Task material:
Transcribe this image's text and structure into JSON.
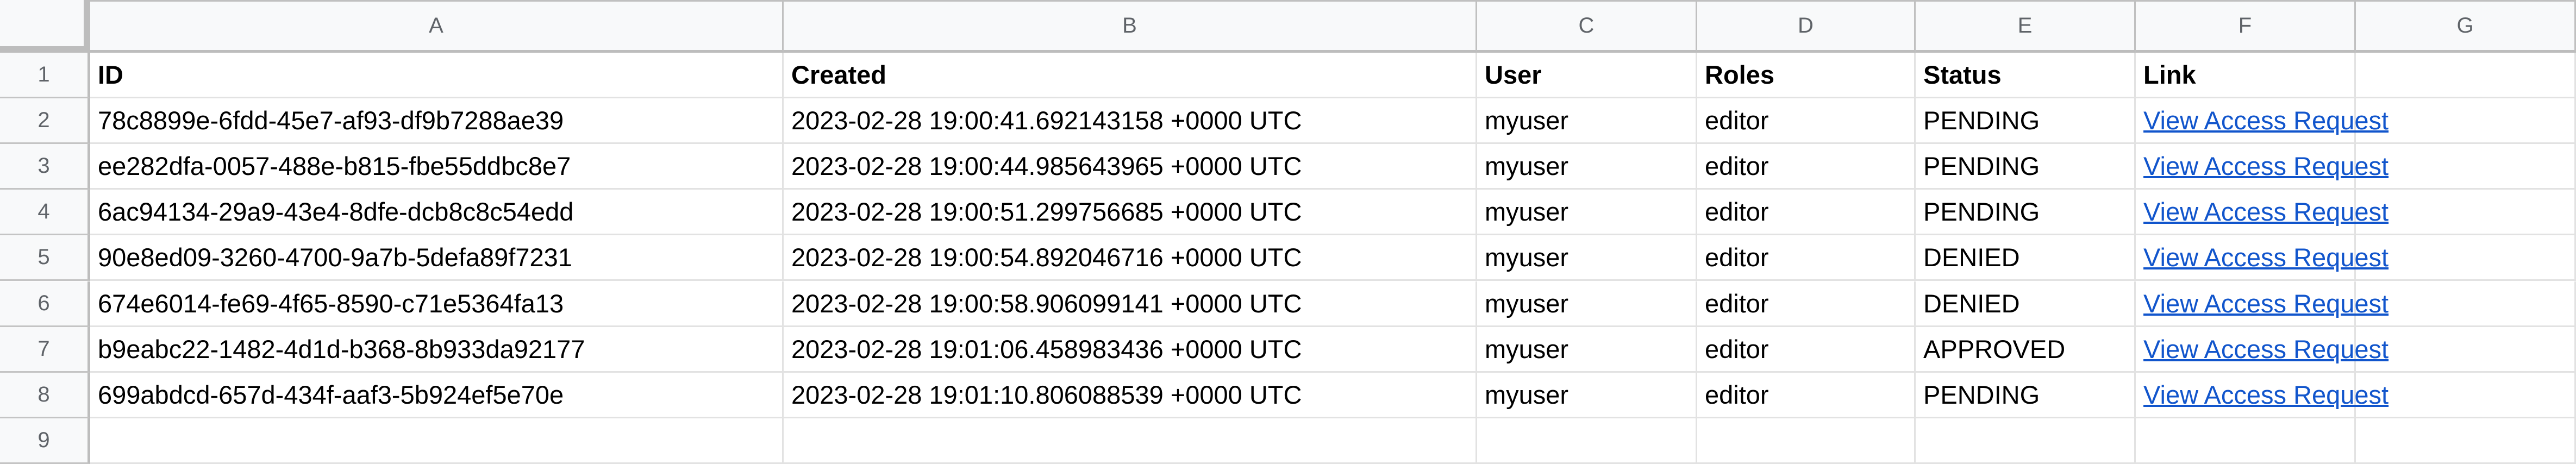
{
  "column_letters": [
    "A",
    "B",
    "C",
    "D",
    "E",
    "F",
    "G"
  ],
  "row_numbers": [
    "1",
    "2",
    "3",
    "4",
    "5",
    "6",
    "7",
    "8",
    "9"
  ],
  "headers": [
    "ID",
    "Created",
    "User",
    "Roles",
    "Status",
    "Link",
    ""
  ],
  "rows": [
    [
      "78c8899e-6fdd-45e7-af93-df9b7288ae39",
      "2023-02-28 19:00:41.692143158 +0000 UTC",
      "myuser",
      "editor",
      "PENDING",
      "View Access Request"
    ],
    [
      "ee282dfa-0057-488e-b815-fbe55ddbc8e7",
      "2023-02-28 19:00:44.985643965 +0000 UTC",
      "myuser",
      "editor",
      "PENDING",
      "View Access Request"
    ],
    [
      "6ac94134-29a9-43e4-8dfe-dcb8c8c54edd",
      "2023-02-28 19:00:51.299756685 +0000 UTC",
      "myuser",
      "editor",
      "PENDING",
      "View Access Request"
    ],
    [
      "90e8ed09-3260-4700-9a7b-5defa89f7231",
      "2023-02-28 19:00:54.892046716 +0000 UTC",
      "myuser",
      "editor",
      "DENIED",
      "View Access Request"
    ],
    [
      "674e6014-fe69-4f65-8590-c71e5364fa13",
      "2023-02-28 19:00:58.906099141 +0000 UTC",
      "myuser",
      "editor",
      "DENIED",
      "View Access Request"
    ],
    [
      "b9eabc22-1482-4d1d-b368-8b933da92177",
      "2023-02-28 19:01:06.458983436 +0000 UTC",
      "myuser",
      "editor",
      "APPROVED",
      "View Access Request"
    ],
    [
      "699abdcd-657d-434f-aaf3-5b924ef5e70e",
      "2023-02-28 19:01:10.806088539 +0000 UTC",
      "myuser",
      "editor",
      "PENDING",
      "View Access Request"
    ]
  ],
  "colors": {
    "link": "#1155cc",
    "header_bg": "#f8f9fa",
    "header_text": "#5f6368"
  }
}
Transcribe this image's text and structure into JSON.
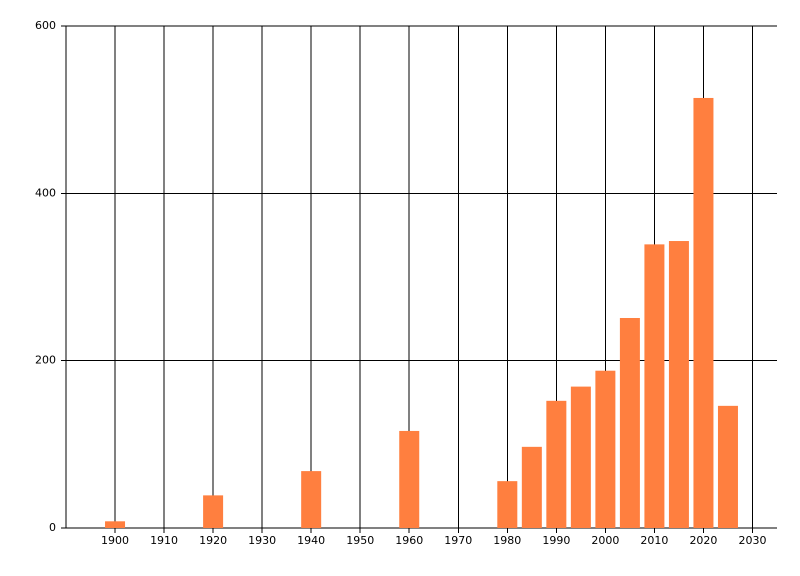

Task brief: Without including any picture, retype the entries exactly.

Response:
Transcribe this image's text and structure into JSON.
{
  "column_letters": [
    "A",
    "B",
    "C",
    "D",
    "E",
    "F",
    "G"
  ],
  "row_numbers": [
    "1",
    "2",
    "3",
    "4",
    "5",
    "6",
    "7",
    "8",
    "9"
  ],
  "headers": [
    "ID",
    "Created",
    "User",
    "Roles",
    "Status",
    "Link",
    ""
  ],
  "rows": [
    [
      "78c8899e-6fdd-45e7-af93-df9b7288ae39",
      "2023-02-28 19:00:41.692143158 +0000 UTC",
      "myuser",
      "editor",
      "PENDING",
      "View Access Request"
    ],
    [
      "ee282dfa-0057-488e-b815-fbe55ddbc8e7",
      "2023-02-28 19:00:44.985643965 +0000 UTC",
      "myuser",
      "editor",
      "PENDING",
      "View Access Request"
    ],
    [
      "6ac94134-29a9-43e4-8dfe-dcb8c8c54edd",
      "2023-02-28 19:00:51.299756685 +0000 UTC",
      "myuser",
      "editor",
      "PENDING",
      "View Access Request"
    ],
    [
      "90e8ed09-3260-4700-9a7b-5defa89f7231",
      "2023-02-28 19:00:54.892046716 +0000 UTC",
      "myuser",
      "editor",
      "DENIED",
      "View Access Request"
    ],
    [
      "674e6014-fe69-4f65-8590-c71e5364fa13",
      "2023-02-28 19:00:58.906099141 +0000 UTC",
      "myuser",
      "editor",
      "DENIED",
      "View Access Request"
    ],
    [
      "b9eabc22-1482-4d1d-b368-8b933da92177",
      "2023-02-28 19:01:06.458983436 +0000 UTC",
      "myuser",
      "editor",
      "APPROVED",
      "View Access Request"
    ],
    [
      "699abdcd-657d-434f-aaf3-5b924ef5e70e",
      "2023-02-28 19:01:10.806088539 +0000 UTC",
      "myuser",
      "editor",
      "PENDING",
      "View Access Request"
    ]
  ],
  "colors": {
    "link": "#1155cc",
    "header_bg": "#f8f9fa",
    "header_text": "#5f6368"
  }
}
Transcribe this image's text and structure into JSON.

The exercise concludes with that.